## Stated goal
Find every line in the records below that holds the word "участника", and copy it out.

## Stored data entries
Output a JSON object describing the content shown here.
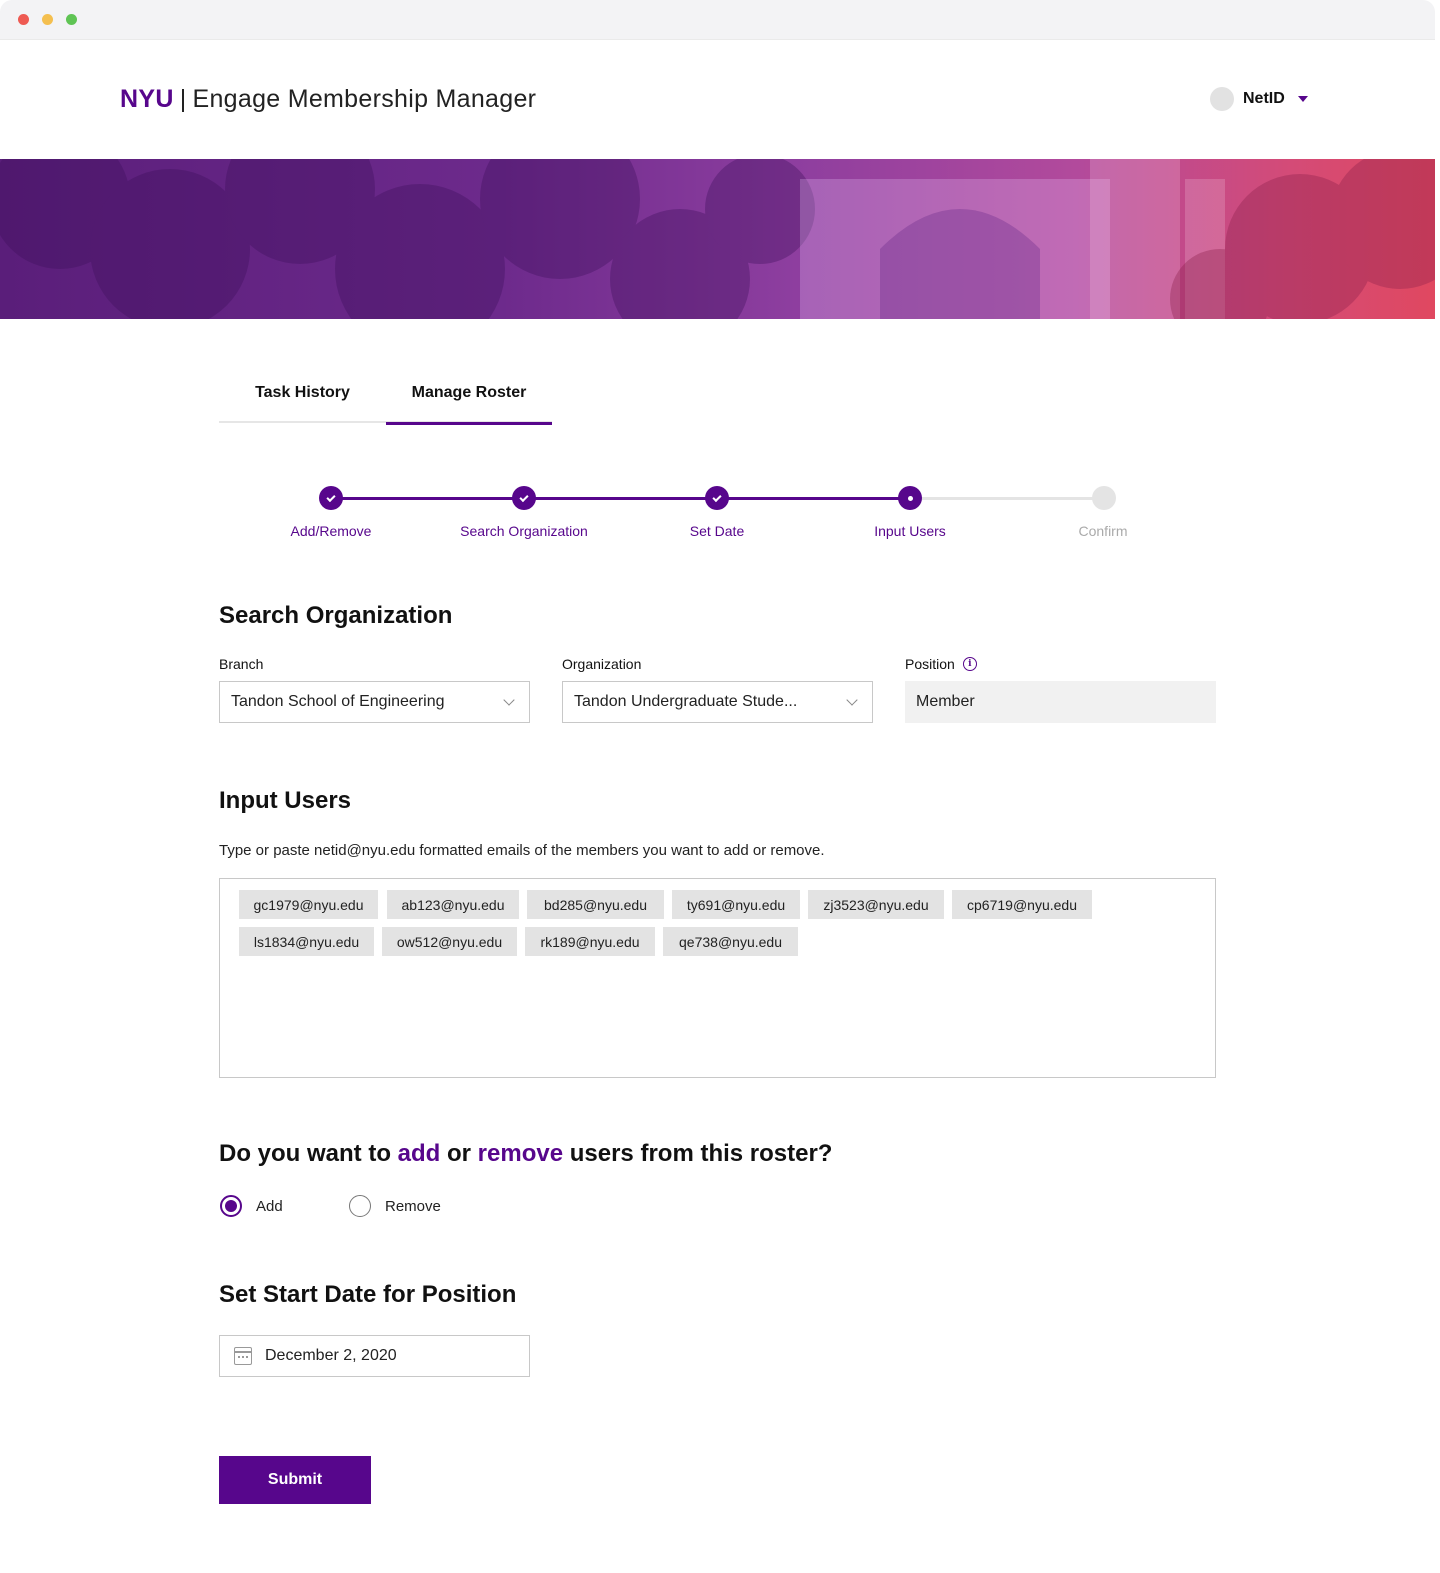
{
  "window": {
    "controls": [
      "close",
      "minimize",
      "maximize"
    ]
  },
  "header": {
    "brand_short": "NYU",
    "separator": "|",
    "app_title": "Engage Membership Manager",
    "user_label": "NetID",
    "brand_color": "#57068c"
  },
  "tabs": [
    {
      "label": "Task History",
      "active": false
    },
    {
      "label": "Manage Roster",
      "active": true
    }
  ],
  "stepper": {
    "steps": [
      {
        "label": "Add/Remove",
        "state": "done"
      },
      {
        "label": "Search Organization",
        "state": "done"
      },
      {
        "label": "Set Date",
        "state": "done"
      },
      {
        "label": "Input Users",
        "state": "current"
      },
      {
        "label": "Confirm",
        "state": "todo"
      }
    ]
  },
  "search_org": {
    "heading": "Search Organization",
    "branch_label": "Branch",
    "branch_value": "Tandon School of Engineering",
    "org_label": "Organization",
    "org_value": "Tandon Undergraduate Stude...",
    "position_label": "Position",
    "position_value": "Member"
  },
  "input_users": {
    "heading": "Input Users",
    "description": "Type or paste netid@nyu.edu formatted emails of the members you want to add or remove.",
    "emails": [
      "gc1979@nyu.edu",
      "ab123@nyu.edu",
      "bd285@nyu.edu",
      "ty691@nyu.edu",
      "zj3523@nyu.edu",
      "cp6719@nyu.edu",
      "ls1834@nyu.edu",
      "ow512@nyu.edu",
      "rk189@nyu.edu",
      "qe738@nyu.edu"
    ]
  },
  "action": {
    "q_prefix": "Do you want to",
    "q_add": "add",
    "q_or": "or",
    "q_remove": "remove",
    "q_suffix": "users from this roster?",
    "options": [
      {
        "label": "Add",
        "checked": true
      },
      {
        "label": "Remove",
        "checked": false
      }
    ]
  },
  "start_date": {
    "heading": "Set Start Date for Position",
    "value": "December 2, 2020"
  },
  "submit_label": "Submit"
}
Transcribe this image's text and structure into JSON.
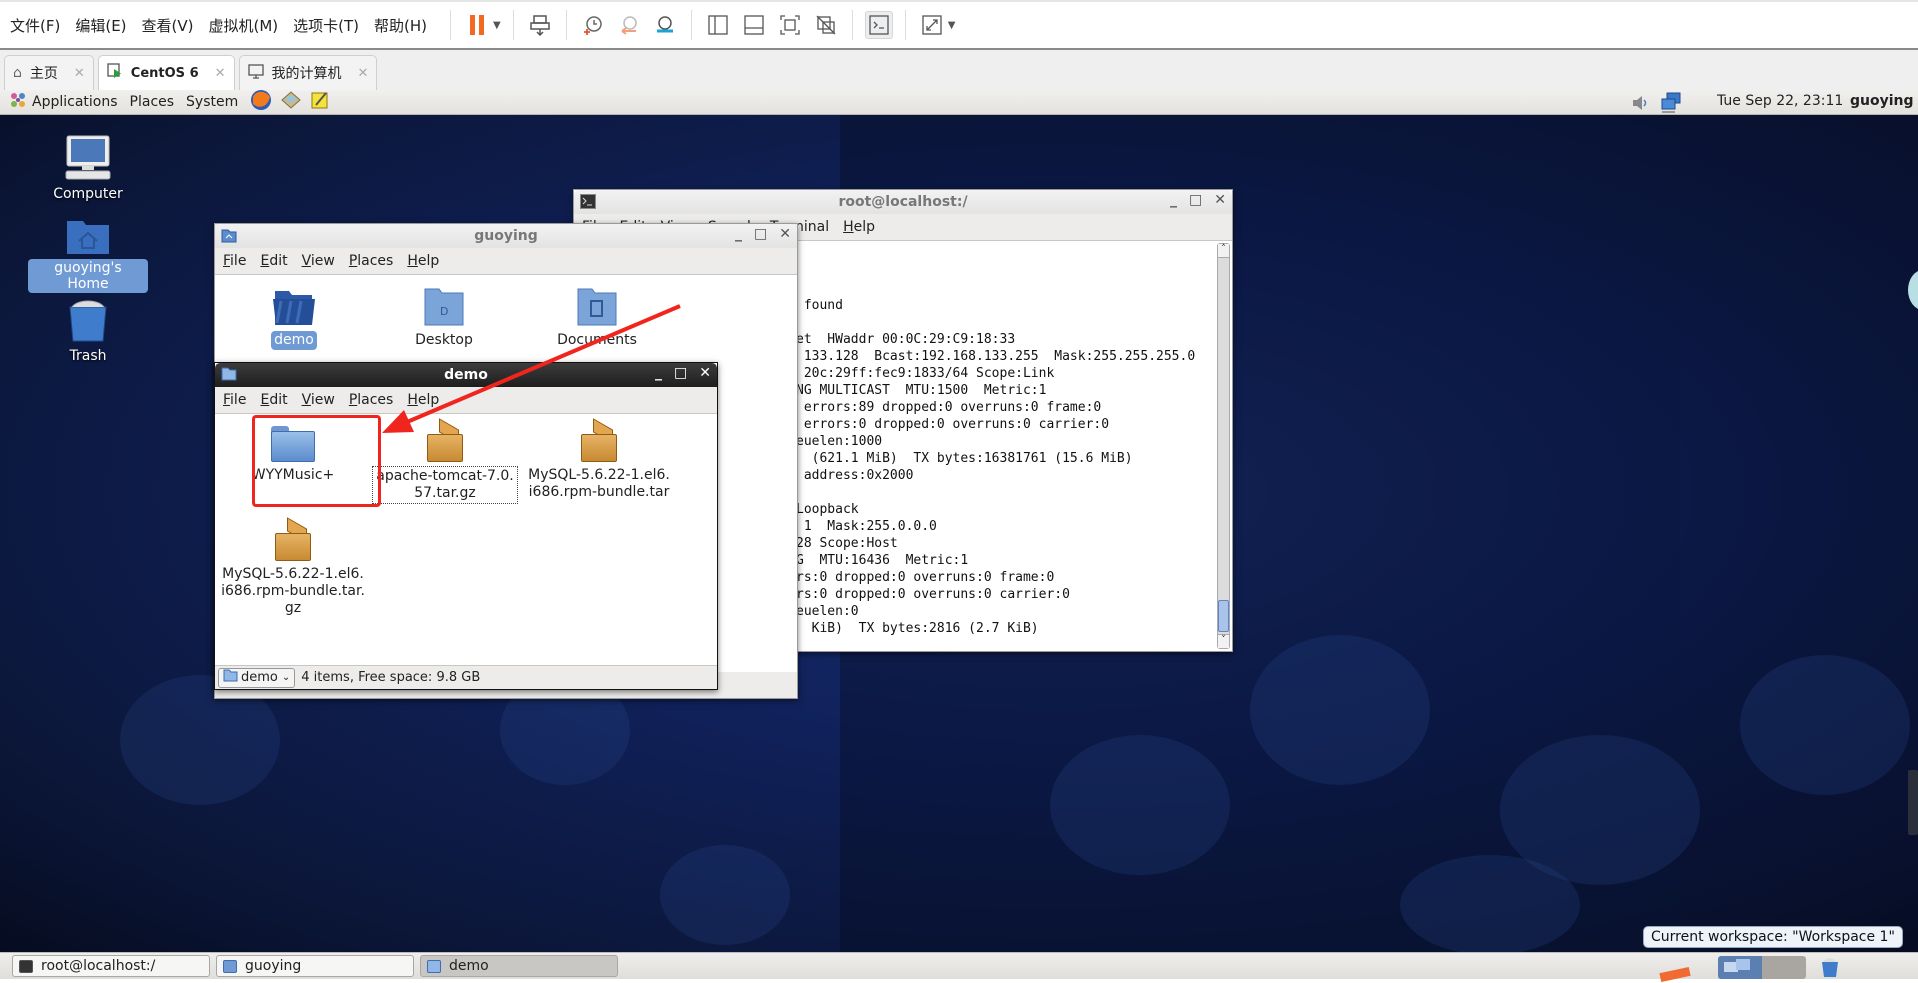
{
  "vm_menubar": {
    "menus": [
      "文件(F)",
      "编辑(E)",
      "查看(V)",
      "虚拟机(M)",
      "选项卡(T)",
      "帮助(H)"
    ],
    "toolbar_icons": [
      "pause-icon",
      "send-ctrl-alt-del-icon",
      "snapshot-take-icon",
      "snapshot-revert-icon",
      "snapshot-manager-icon",
      "sidebar-layout-icon",
      "thumbnail-layout-icon",
      "fit-guest-icon",
      "unity-off-icon",
      "console-view-icon",
      "fullscreen-icon"
    ]
  },
  "vm_tabs": [
    {
      "label": "主页",
      "icon": "home-icon",
      "active": false
    },
    {
      "label": "CentOS 6",
      "icon": "vm-running-icon",
      "active": true
    },
    {
      "label": "我的计算机",
      "icon": "monitor-icon",
      "active": false
    }
  ],
  "top_panel": {
    "menus": [
      "Applications",
      "Places",
      "System"
    ],
    "launchers": [
      "firefox-icon",
      "mail-icon",
      "notes-icon"
    ],
    "clock": "Tue Sep 22, 23:11",
    "user": "guoying"
  },
  "desktop_icons": [
    {
      "label": "Computer",
      "selected": false
    },
    {
      "label": "guoying's Home",
      "selected": true
    },
    {
      "label": "Trash",
      "selected": false
    }
  ],
  "terminal": {
    "title": "root@localhost:/",
    "menus": [
      "File",
      "Edit",
      "View",
      "Search",
      "Terminal",
      "Help"
    ],
    "lines": [
      "",
      "",
      " found",
      "",
      "et  HWaddr 00:0C:29:C9:18:33",
      " 133.128  Bcast:192.168.133.255  Mask:255.255.255.0",
      " 20c:29ff:fec9:1833/64 Scope:Link",
      "NG MULTICAST  MTU:1500  Metric:1",
      " errors:89 dropped:0 overruns:0 frame:0",
      " errors:0 dropped:0 overruns:0 carrier:0",
      "euelen:1000",
      "  (621.1 MiB)  TX bytes:16381761 (15.6 MiB)",
      " address:0x2000",
      "",
      "Loopback",
      " 1  Mask:255.0.0.0",
      "28 Scope:Host",
      "G  MTU:16436  Metric:1",
      "rs:0 dropped:0 overruns:0 frame:0",
      "rs:0 dropped:0 overruns:0 carrier:0",
      "euelen:0",
      "  KiB)  TX bytes:2816 (2.7 KiB)"
    ]
  },
  "guoying_window": {
    "title": "guoying",
    "menus": [
      "File",
      "Edit",
      "View",
      "Places",
      "Help"
    ],
    "items": [
      {
        "label": "demo",
        "type": "folder-open",
        "selected": true
      },
      {
        "label": "Desktop",
        "type": "folder-desktop",
        "selected": false
      },
      {
        "label": "Documents",
        "type": "folder-documents",
        "selected": false
      }
    ]
  },
  "demo_window": {
    "title": "demo",
    "menus": [
      "File",
      "Edit",
      "View",
      "Places",
      "Help"
    ],
    "items": [
      {
        "label": "WYYMusic+",
        "type": "folder",
        "highlighted": true
      },
      {
        "label": "apache-tomcat-7.0.57.tar.gz",
        "line1": "apache-tomcat-7.0.",
        "line2": "57.tar.gz",
        "type": "archive",
        "focused": true
      },
      {
        "label": "MySQL-5.6.22-1.el6.i686.rpm-bundle.tar",
        "line1": "MySQL-5.6.22-1.el6.",
        "line2": "i686.rpm-bundle.tar",
        "type": "archive"
      },
      {
        "label": "MySQL-5.6.22-1.el6.i686.rpm-bundle.tar.gz",
        "line1": "MySQL-5.6.22-1.el6.",
        "line2": "i686.rpm-bundle.tar.",
        "line3": "gz",
        "type": "archive"
      }
    ],
    "location": "demo",
    "status": "4 items, Free space: 9.8 GB"
  },
  "annotation": {
    "color": "#f0261e",
    "target": "WYYMusic+"
  },
  "bottom_panel": {
    "tasks": [
      {
        "label": "root@localhost:/",
        "icon": "terminal-icon",
        "active": false
      },
      {
        "label": "guoying",
        "icon": "home-folder-icon",
        "active": false
      },
      {
        "label": "demo",
        "icon": "folder-icon",
        "active": true
      }
    ],
    "tooltip": "Current workspace: \"Workspace 1\""
  },
  "colors": {
    "selection": "#6f9ad4",
    "pause": "#f26a21",
    "desktop": "#10215a"
  }
}
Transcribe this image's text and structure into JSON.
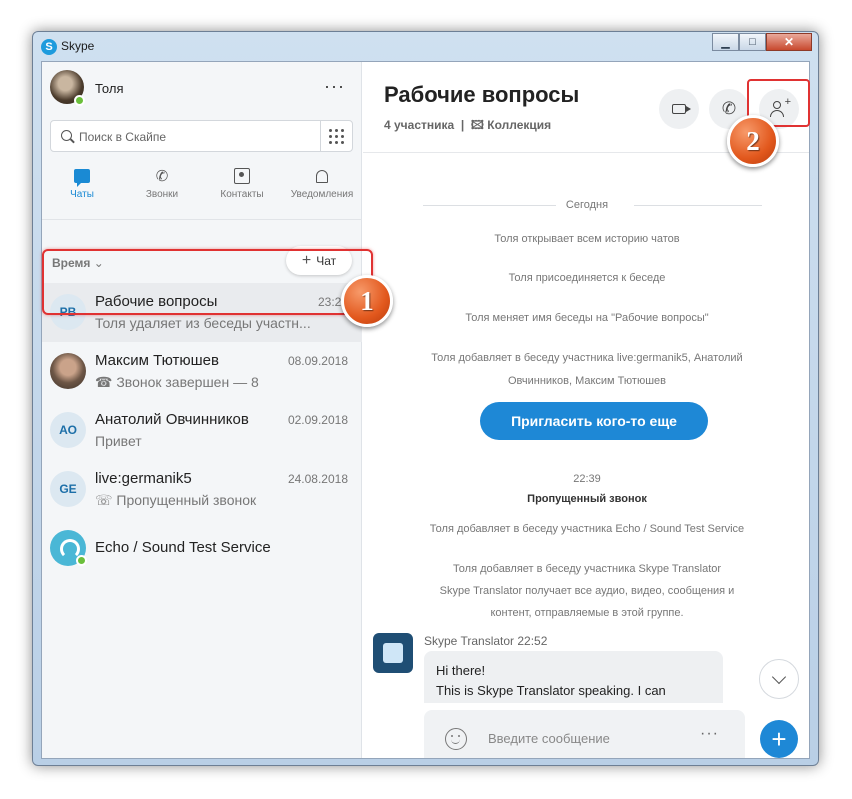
{
  "window": {
    "title": "Skype",
    "close_glyph": "✕",
    "minimize_glyph": "▁",
    "maximize_glyph": "□"
  },
  "profile": {
    "name": "Толя",
    "more": "···"
  },
  "search": {
    "placeholder": "Поиск в Скайпе"
  },
  "tabs": [
    {
      "label": "Чаты",
      "icon": "chat-icon",
      "active": true
    },
    {
      "label": "Звонки",
      "icon": "phone-icon"
    },
    {
      "label": "Контакты",
      "icon": "contacts-icon"
    },
    {
      "label": "Уведомления",
      "icon": "bell-icon"
    }
  ],
  "list_header": {
    "sort_label": "Время",
    "new_chat_label": "Чат"
  },
  "chats": [
    {
      "initials": "РВ",
      "name": "Рабочие вопросы",
      "date": "23:22",
      "preview": "Толя удаляет из беседы участн..."
    },
    {
      "initials": "",
      "name": "Максим Тютюшев",
      "date": "08.09.2018",
      "preview": "☎ Звонок завершен — 8"
    },
    {
      "initials": "АО",
      "name": "Анатолий Овчинников",
      "date": "02.09.2018",
      "preview": "Привет"
    },
    {
      "initials": "GE",
      "name": "live:germanik5",
      "date": "24.08.2018",
      "preview": "☏ Пропущенный звонок"
    },
    {
      "initials": "",
      "name": "Echo / Sound Test Service",
      "date": "",
      "preview": ""
    }
  ],
  "conversation": {
    "title": "Рабочие вопросы",
    "participants": "4 участника",
    "separator": "|",
    "gallery": "🖾 Коллекция",
    "day": "Сегодня",
    "events": [
      "Толя открывает всем историю чатов",
      "Толя присоединяется к беседе",
      "Толя меняет имя беседы на \"Рабочие вопросы\"",
      "Толя добавляет в беседу участника live:germanik5, Анатолий",
      "Овчинников, Максим Тютюшев"
    ],
    "invite_button": "Пригласить кого-то еще",
    "time2": "22:39",
    "missed_call": "Пропущенный звонок",
    "events2": [
      "Толя добавляет в беседу участника Echo / Sound Test Service",
      "Толя добавляет в беседу участника Skype Translator",
      "Skype Translator получает все аудио, видео, сообщения и",
      "контент, отправляемые в этой группе."
    ],
    "message": {
      "sender": "Skype Translator 22:52",
      "line1": "Hi there!",
      "line2": "This is Skype Translator speaking. I can"
    },
    "composer_placeholder": "Введите сообщение",
    "composer_more": "···",
    "add_glyph": "+"
  },
  "annotations": {
    "badge1": "1",
    "badge2": "2"
  },
  "colors": {
    "accent": "#1e88d6",
    "highlight": "#e03232",
    "badge": "#e2581d",
    "online": "#6bbf3b"
  }
}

## The solution
    "participants": "4 участника",
      "Толя добавляет в беседу участника live:germanik5, Анатолий",
      "Толя добавляет в беседу участника Echo / Sound Test Service",
      "Толя добавляет в беседу участника Skype Translator",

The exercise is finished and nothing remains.